WHAT THE TASK ASKS
Without the images, reproduce each line of the material exactly.

AVAILABLE RECORDS
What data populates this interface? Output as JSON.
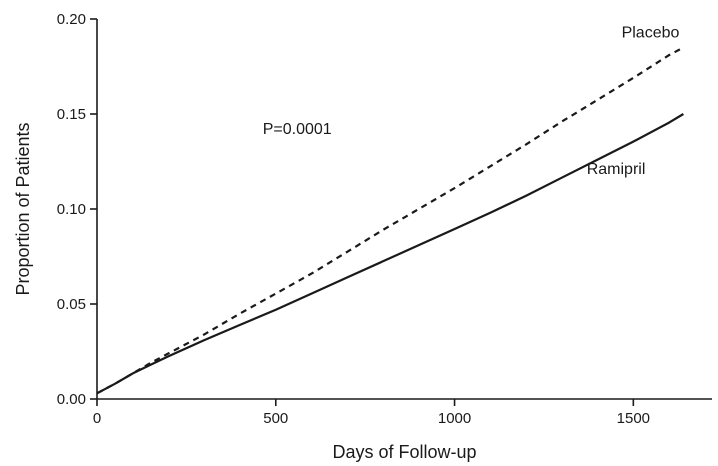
{
  "chart_data": {
    "type": "line",
    "title": "",
    "xlabel": "Days of Follow-up",
    "ylabel": "Proportion of Patients",
    "xlim": [
      0,
      1720
    ],
    "ylim": [
      0,
      0.2
    ],
    "x_ticks": [
      {
        "value": 0,
        "label": "0"
      },
      {
        "value": 500,
        "label": "500"
      },
      {
        "value": 1000,
        "label": "1000"
      },
      {
        "value": 1500,
        "label": "1500"
      }
    ],
    "y_ticks": [
      {
        "value": 0,
        "label": "0.00"
      },
      {
        "value": 0.05,
        "label": "0.05"
      },
      {
        "value": 0.1,
        "label": "0.10"
      },
      {
        "value": 0.15,
        "label": "0.15"
      },
      {
        "value": 0.2,
        "label": "0.20"
      }
    ],
    "grid": false,
    "legend": "none",
    "series": [
      {
        "name": "Placebo",
        "line_style": "dashed",
        "color": "#1a1a1a",
        "x": [
          0,
          50,
          100,
          150,
          200,
          300,
          400,
          500,
          600,
          700,
          800,
          900,
          1000,
          1100,
          1200,
          1300,
          1400,
          1500,
          1600,
          1640
        ],
        "y": [
          0.003,
          0.008,
          0.0135,
          0.019,
          0.024,
          0.034,
          0.045,
          0.0555,
          0.066,
          0.0775,
          0.089,
          0.1,
          0.111,
          0.1225,
          0.134,
          0.146,
          0.1575,
          0.169,
          0.181,
          0.185
        ]
      },
      {
        "name": "Ramipril",
        "line_style": "solid",
        "color": "#1a1a1a",
        "x": [
          0,
          50,
          100,
          150,
          200,
          300,
          400,
          500,
          600,
          700,
          800,
          900,
          1000,
          1100,
          1200,
          1300,
          1400,
          1500,
          1600,
          1640
        ],
        "y": [
          0.003,
          0.008,
          0.0135,
          0.018,
          0.0225,
          0.031,
          0.039,
          0.047,
          0.0555,
          0.064,
          0.0725,
          0.081,
          0.0895,
          0.098,
          0.107,
          0.1165,
          0.126,
          0.1355,
          0.1455,
          0.15
        ]
      }
    ],
    "annotations": [
      {
        "text": "P=0.0001",
        "x": 560,
        "y": 0.142
      }
    ]
  }
}
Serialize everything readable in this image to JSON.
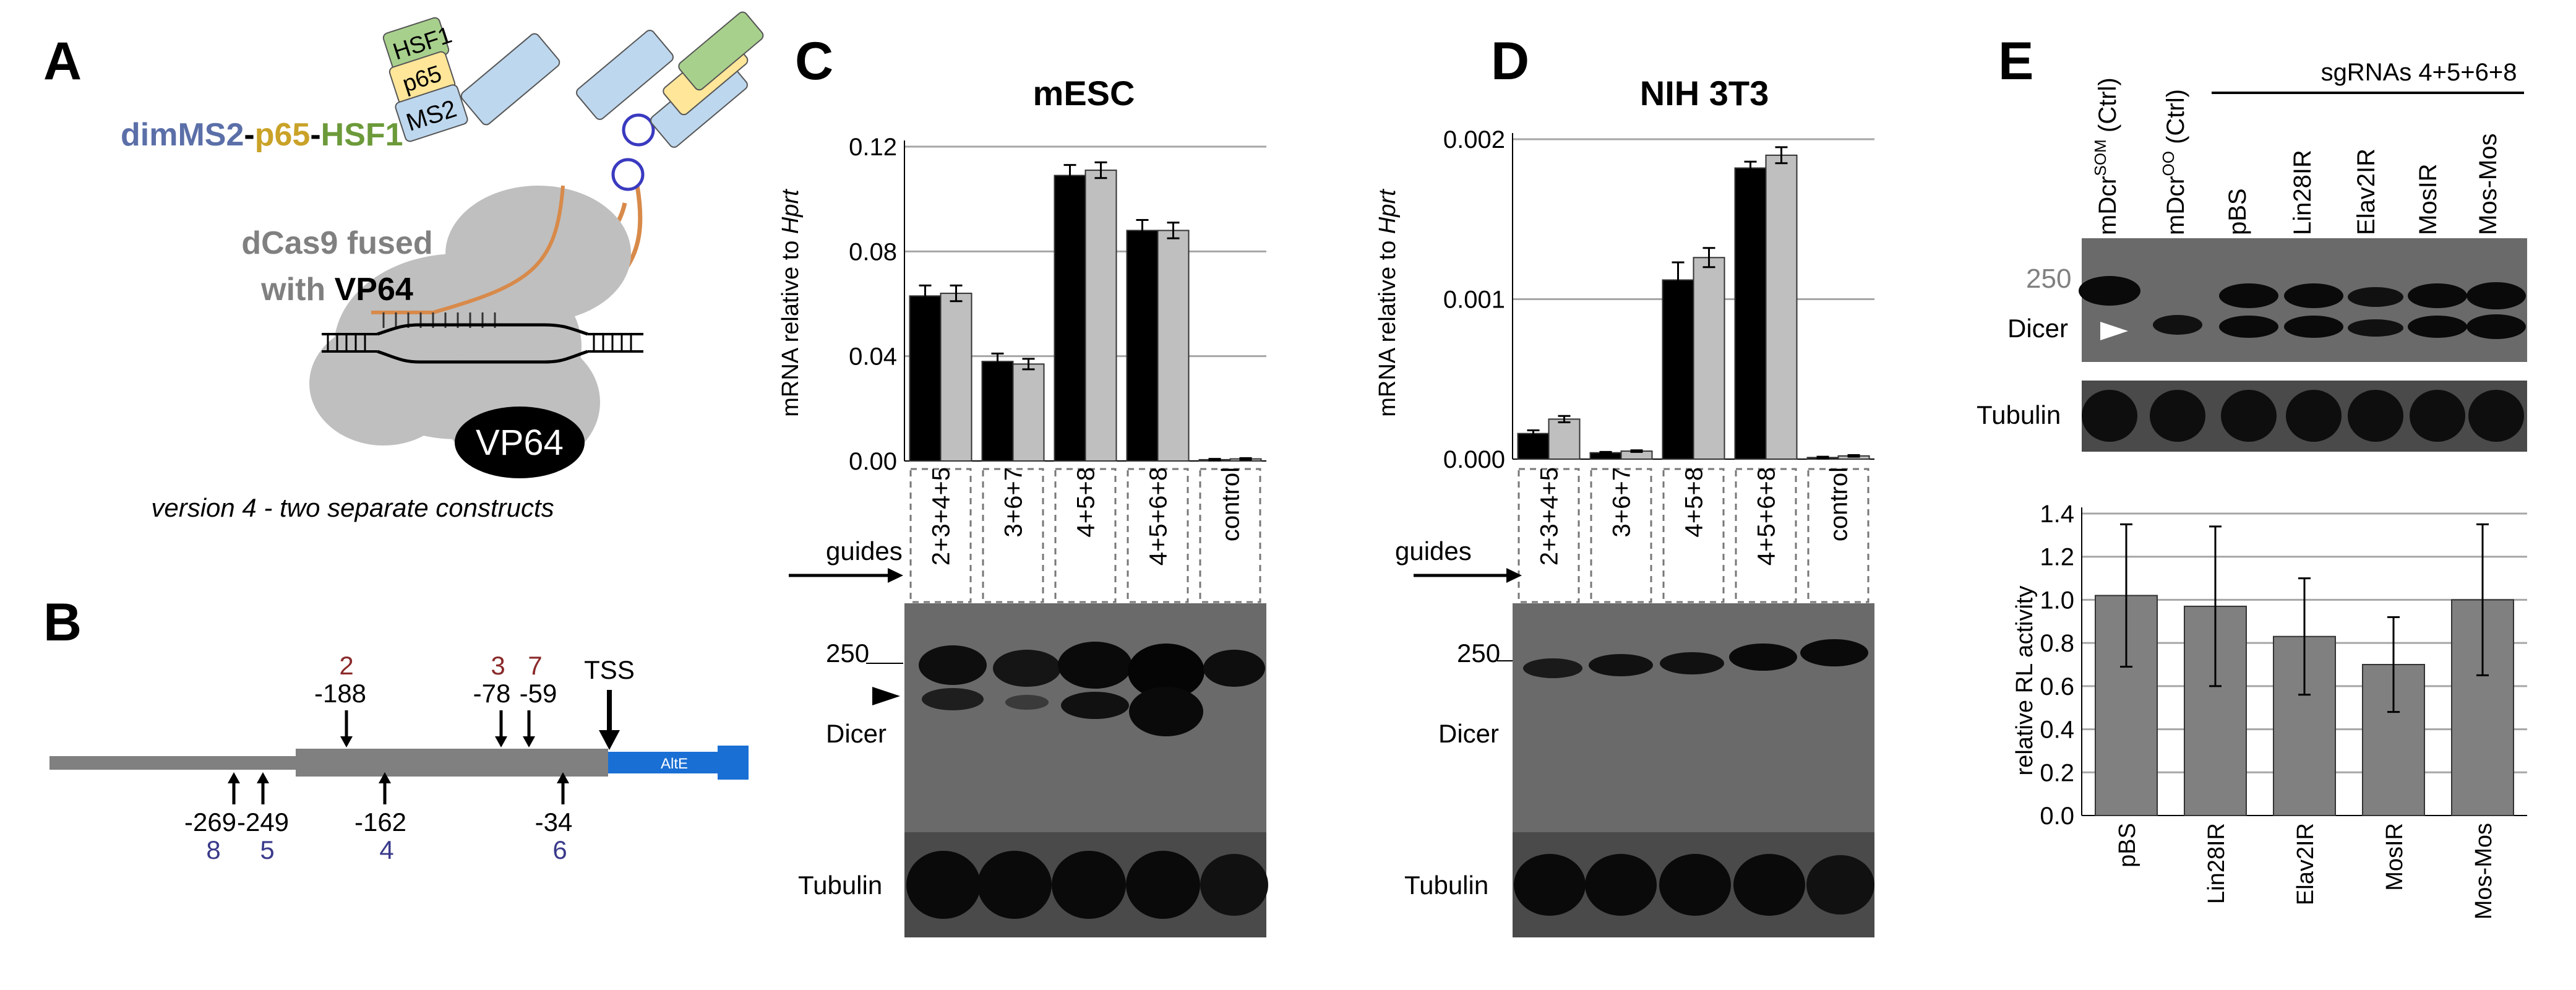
{
  "panels": {
    "A": {
      "letter": "A",
      "label_dimMS2": "dimMS2",
      "label_dash1": "-",
      "label_p65": "p65",
      "label_dash2": "-",
      "label_HSF1": "HSF1",
      "box_HSF1": "HSF1",
      "box_p65": "p65",
      "box_MS2": "MS2",
      "dcas9_line1": "dCas9 fused",
      "dcas9_line2_a": "with ",
      "dcas9_line2_b": "VP64",
      "vp64": "VP64",
      "caption": "version 4 - two separate constructs",
      "colors": {
        "dimMS2": "#5b6fa8",
        "p65": "#c9a227",
        "HSF1": "#6c9a3a",
        "dcas9": "#808080",
        "guide_rna": "#d88a4a"
      }
    },
    "B": {
      "letter": "B",
      "tss": "TSS",
      "exon_label": "AltE",
      "upper_sites": [
        {
          "num": "2",
          "pos": "-188"
        },
        {
          "num": "3",
          "pos": "-78"
        },
        {
          "num": "7",
          "pos": "-59"
        }
      ],
      "lower_sites": [
        {
          "num": "8",
          "pos": "-269"
        },
        {
          "num": "5",
          "pos": "-249"
        },
        {
          "num": "4",
          "pos": "-162"
        },
        {
          "num": "6",
          "pos": "-34"
        }
      ],
      "colors": {
        "upper_num": "#8b2a2a",
        "lower_num": "#3a3a8b",
        "exon": "#1a6fd4"
      }
    },
    "C": {
      "letter": "C",
      "blot_250": "250",
      "blot_dicer": "Dicer",
      "blot_tubulin": "Tubulin",
      "guides_label": "guides"
    },
    "D": {
      "letter": "D",
      "blot_250": "250",
      "blot_dicer": "Dicer",
      "blot_tubulin": "Tubulin",
      "guides_label": "guides"
    },
    "E": {
      "letter": "E",
      "lane_mDcrSOM": "mDcr",
      "lane_mDcrSOM_sup": "SOM",
      "lane_mDcrSOM_suffix": " (Ctrl)",
      "lane_mDcrOO": "mDcr",
      "lane_mDcrOO_sup": "OO",
      "lane_mDcrOO_suffix": " (Ctrl)",
      "sgrna_label": "sgRNAs 4+5+6+8",
      "lanes": [
        "pBS",
        "Lin28IR",
        "Elav2IR",
        "MosIR",
        "Mos-Mos"
      ],
      "blot_250": "250",
      "blot_dicer": "Dicer",
      "blot_tubulin": "Tubulin"
    }
  },
  "chart_data": [
    {
      "type": "bar",
      "title": "mESC",
      "ylabel": "mRNA relative to Hprt",
      "ylim": [
        0,
        0.12
      ],
      "yticks": [
        "0.00",
        "0.04",
        "0.08",
        "0.12"
      ],
      "categories": [
        "2+3+4+5",
        "3+6+7",
        "4+5+8",
        "4+5+6+8",
        "control"
      ],
      "grid": true,
      "series": [
        {
          "values": [
            0.063,
            0.038,
            0.109,
            0.088,
            0.0005
          ],
          "errors": [
            0.004,
            0.003,
            0.004,
            0.004,
            0.0003
          ],
          "color": "#000000"
        },
        {
          "values": [
            0.064,
            0.037,
            0.111,
            0.088,
            0.0008
          ],
          "errors": [
            0.003,
            0.002,
            0.003,
            0.003,
            0.0003
          ],
          "color": "#bfbfbf"
        }
      ]
    },
    {
      "type": "bar",
      "title": "NIH 3T3",
      "ylabel": "mRNA relative to Hprt",
      "ylim": [
        0,
        0.002
      ],
      "yticks": [
        "0.000",
        "0.001",
        "0.002"
      ],
      "categories": [
        "2+3+4+5",
        "3+6+7",
        "4+5+8",
        "4+5+6+8",
        "control"
      ],
      "grid": true,
      "series": [
        {
          "values": [
            0.00016,
            4e-05,
            0.00112,
            0.00182,
            1e-05
          ],
          "errors": [
            2e-05,
            5e-06,
            0.00011,
            4e-05,
            5e-06
          ],
          "color": "#000000"
        },
        {
          "values": [
            0.00025,
            5e-05,
            0.00126,
            0.0019,
            2e-05
          ],
          "errors": [
            2e-05,
            5e-06,
            6e-05,
            5e-05,
            5e-06
          ],
          "color": "#bfbfbf"
        }
      ]
    },
    {
      "type": "bar",
      "ylabel": "relative RL activity",
      "ylim": [
        0,
        1.4
      ],
      "yticks": [
        "0.0",
        "0.2",
        "0.4",
        "0.6",
        "0.8",
        "1.0",
        "1.2",
        "1.4"
      ],
      "categories": [
        "pBS",
        "Lin28IR",
        "Elav2IR",
        "MosIR",
        "Mos-Mos"
      ],
      "grid": true,
      "series": [
        {
          "values": [
            1.02,
            0.97,
            0.83,
            0.7,
            1.0
          ],
          "errors": [
            0.33,
            0.37,
            0.27,
            0.22,
            0.35
          ],
          "color": "#808080"
        }
      ]
    }
  ]
}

RESPONSE
What data populates this interface? Output as JSON.
{
  "chart_data": {
    "type": "line",
    "title": "",
    "xlabel": "Days of Follow-up",
    "ylabel": "Proportion of Patients",
    "xlim": [
      0,
      1720
    ],
    "ylim": [
      0,
      0.2
    ],
    "x_ticks": [
      {
        "value": 0,
        "label": "0"
      },
      {
        "value": 500,
        "label": "500"
      },
      {
        "value": 1000,
        "label": "1000"
      },
      {
        "value": 1500,
        "label": "1500"
      }
    ],
    "y_ticks": [
      {
        "value": 0,
        "label": "0.00"
      },
      {
        "value": 0.05,
        "label": "0.05"
      },
      {
        "value": 0.1,
        "label": "0.10"
      },
      {
        "value": 0.15,
        "label": "0.15"
      },
      {
        "value": 0.2,
        "label": "0.20"
      }
    ],
    "grid": false,
    "legend": "none",
    "series": [
      {
        "name": "Placebo",
        "line_style": "dashed",
        "color": "#1a1a1a",
        "x": [
          0,
          50,
          100,
          150,
          200,
          300,
          400,
          500,
          600,
          700,
          800,
          900,
          1000,
          1100,
          1200,
          1300,
          1400,
          1500,
          1600,
          1640
        ],
        "y": [
          0.003,
          0.008,
          0.0135,
          0.019,
          0.024,
          0.034,
          0.045,
          0.0555,
          0.066,
          0.0775,
          0.089,
          0.1,
          0.111,
          0.1225,
          0.134,
          0.146,
          0.1575,
          0.169,
          0.181,
          0.185
        ]
      },
      {
        "name": "Ramipril",
        "line_style": "solid",
        "color": "#1a1a1a",
        "x": [
          0,
          50,
          100,
          150,
          200,
          300,
          400,
          500,
          600,
          700,
          800,
          900,
          1000,
          1100,
          1200,
          1300,
          1400,
          1500,
          1600,
          1640
        ],
        "y": [
          0.003,
          0.008,
          0.0135,
          0.018,
          0.0225,
          0.031,
          0.039,
          0.047,
          0.0555,
          0.064,
          0.0725,
          0.081,
          0.0895,
          0.098,
          0.107,
          0.1165,
          0.126,
          0.1355,
          0.1455,
          0.15
        ]
      }
    ],
    "annotations": [
      {
        "text": "P=0.0001",
        "x": 560,
        "y": 0.142
      }
    ]
  }
}
Serialize everything readable in this image to JSON.
{
  "panels": {
    "A": {
      "letter": "A",
      "label_dimMS2": "dimMS2",
      "label_dash1": "-",
      "label_p65": "p65",
      "label_dash2": "-",
      "label_HSF1": "HSF1",
      "box_HSF1": "HSF1",
      "box_p65": "p65",
      "box_MS2": "MS2",
      "dcas9_line1": "dCas9 fused",
      "dcas9_line2_a": "with ",
      "dcas9_line2_b": "VP64",
      "vp64": "VP64",
      "caption": "version 4 - two separate constructs",
      "colors": {
        "dimMS2": "#5b6fa8",
        "p65": "#c9a227",
        "HSF1": "#6c9a3a",
        "dcas9": "#808080",
        "guide_rna": "#d88a4a"
      }
    },
    "B": {
      "letter": "B",
      "tss": "TSS",
      "exon_label": "AltE",
      "upper_sites": [
        {
          "num": "2",
          "pos": "-188"
        },
        {
          "num": "3",
          "pos": "-78"
        },
        {
          "num": "7",
          "pos": "-59"
        }
      ],
      "lower_sites": [
        {
          "num": "8",
          "pos": "-269"
        },
        {
          "num": "5",
          "pos": "-249"
        },
        {
          "num": "4",
          "pos": "-162"
        },
        {
          "num": "6",
          "pos": "-34"
        }
      ],
      "colors": {
        "upper_num": "#8b2a2a",
        "lower_num": "#3a3a8b",
        "exon": "#1a6fd4"
      }
    },
    "C": {
      "letter": "C",
      "blot_250": "250",
      "blot_dicer": "Dicer",
      "blot_tubulin": "Tubulin",
      "guides_label": "guides"
    },
    "D": {
      "letter": "D",
      "blot_250": "250",
      "blot_dicer": "Dicer",
      "blot_tubulin": "Tubulin",
      "guides_label": "guides"
    },
    "E": {
      "letter": "E",
      "lane_mDcrSOM": "mDcr",
      "lane_mDcrSOM_sup": "SOM",
      "lane_mDcrSOM_suffix": " (Ctrl)",
      "lane_mDcrOO": "mDcr",
      "lane_mDcrOO_sup": "OO",
      "lane_mDcrOO_suffix": " (Ctrl)",
      "sgrna_label": "sgRNAs 4+5+6+8",
      "lanes": [
        "pBS",
        "Lin28IR",
        "Elav2IR",
        "MosIR",
        "Mos-Mos"
      ],
      "blot_250": "250",
      "blot_dicer": "Dicer",
      "blot_tubulin": "Tubulin"
    }
  },
  "chart_data": [
    {
      "type": "bar",
      "title": "mESC",
      "ylabel": "mRNA relative to Hprt",
      "ylim": [
        0,
        0.12
      ],
      "yticks": [
        "0.00",
        "0.04",
        "0.08",
        "0.12"
      ],
      "categories": [
        "2+3+4+5",
        "3+6+7",
        "4+5+8",
        "4+5+6+8",
        "control"
      ],
      "grid": true,
      "series": [
        {
          "values": [
            0.063,
            0.038,
            0.109,
            0.088,
            0.0005
          ],
          "errors": [
            0.004,
            0.003,
            0.004,
            0.004,
            0.0003
          ],
          "color": "#000000"
        },
        {
          "values": [
            0.064,
            0.037,
            0.111,
            0.088,
            0.0008
          ],
          "errors": [
            0.003,
            0.002,
            0.003,
            0.003,
            0.0003
          ],
          "color": "#bfbfbf"
        }
      ]
    },
    {
      "type": "bar",
      "title": "NIH 3T3",
      "ylabel": "mRNA relative to Hprt",
      "ylim": [
        0,
        0.002
      ],
      "yticks": [
        "0.000",
        "0.001",
        "0.002"
      ],
      "categories": [
        "2+3+4+5",
        "3+6+7",
        "4+5+8",
        "4+5+6+8",
        "control"
      ],
      "grid": true,
      "series": [
        {
          "values": [
            0.00016,
            4e-05,
            0.00112,
            0.00182,
            1e-05
          ],
          "errors": [
            2e-05,
            5e-06,
            0.00011,
            4e-05,
            5e-06
          ],
          "color": "#000000"
        },
        {
          "values": [
            0.00025,
            5e-05,
            0.00126,
            0.0019,
            2e-05
          ],
          "errors": [
            2e-05,
            5e-06,
            6e-05,
            5e-05,
            5e-06
          ],
          "color": "#bfbfbf"
        }
      ]
    },
    {
      "type": "bar",
      "ylabel": "relative RL activity",
      "ylim": [
        0,
        1.4
      ],
      "yticks": [
        "0.0",
        "0.2",
        "0.4",
        "0.6",
        "0.8",
        "1.0",
        "1.2",
        "1.4"
      ],
      "categories": [
        "pBS",
        "Lin28IR",
        "Elav2IR",
        "MosIR",
        "Mos-Mos"
      ],
      "grid": true,
      "series": [
        {
          "values": [
            1.02,
            0.97,
            0.83,
            0.7,
            1.0
          ],
          "errors": [
            0.33,
            0.37,
            0.27,
            0.22,
            0.35
          ],
          "color": "#808080"
        }
      ]
    }
  ]
}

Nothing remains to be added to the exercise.